/ContainerAPI

Primary LanguagePythonApache License 2.0Apache-2.0

About

The ContainerAPI is a tool to measure power, energy, and carbon information for local and distributed containers. It is built on top of the PowerAPI toolkit, but it can also work without it. The goal of the project is to track power, energy and carbon emission metrics of an application, containers and pods. One use case of the ContainerAPI is for users to query their real-time and historical energy usage, and conflate it with their carbon emissions that can later be used to design application policies improving their carbon efficiency.

plot

Setup

There are two ways to install the ContainerAPI. The first one uses the PowerAPI toolkit (detailed below) to measure the power usage of containers. In the second, we use a linear regression function to estimate the power usage of a container.

PowerAPI set-up:

For PowerAPI set-up, please refer to PowerAPI installation guide.

What to do —
**A)** In the ContainerAPI page, what does the second installation method use to estimate a container's power usage?
**B)** Write out, word for word, the stretch of the ContainerAPI page that begins with the words containing "The ContainerAPI is a" and ends with "of a container.".

Supplied data —
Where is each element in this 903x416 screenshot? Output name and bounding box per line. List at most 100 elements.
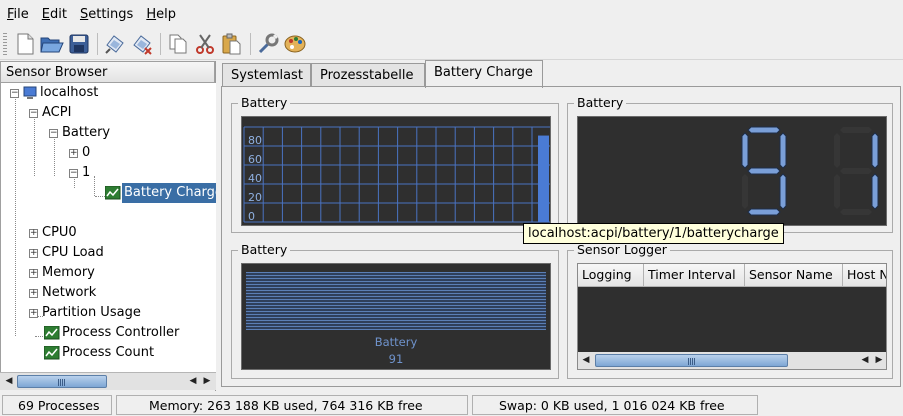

Solutions to the exercise —
**A)** A linear regression function.

**B)**
The ContainerAPI is a tool to measure power, energy, and carbon information for local and distributed containers. It is built on top of the PowerAPI toolkit, but it can also work without it. The goal of the project is to track power, energy and carbon emission metrics of an application, containers and pods. One use case of the ContainerAPI is for users to query their real-time and historical energy usage, and conflate it with their carbon emissions that can later be used to design application policies improving their carbon efficiency.

plot

Setup

There are two ways to install the ContainerAPI. The first one uses the PowerAPI toolkit (detailed below) to measure the power usage of containers. In the second, we use a linear regression function to estimate the power usage of a container.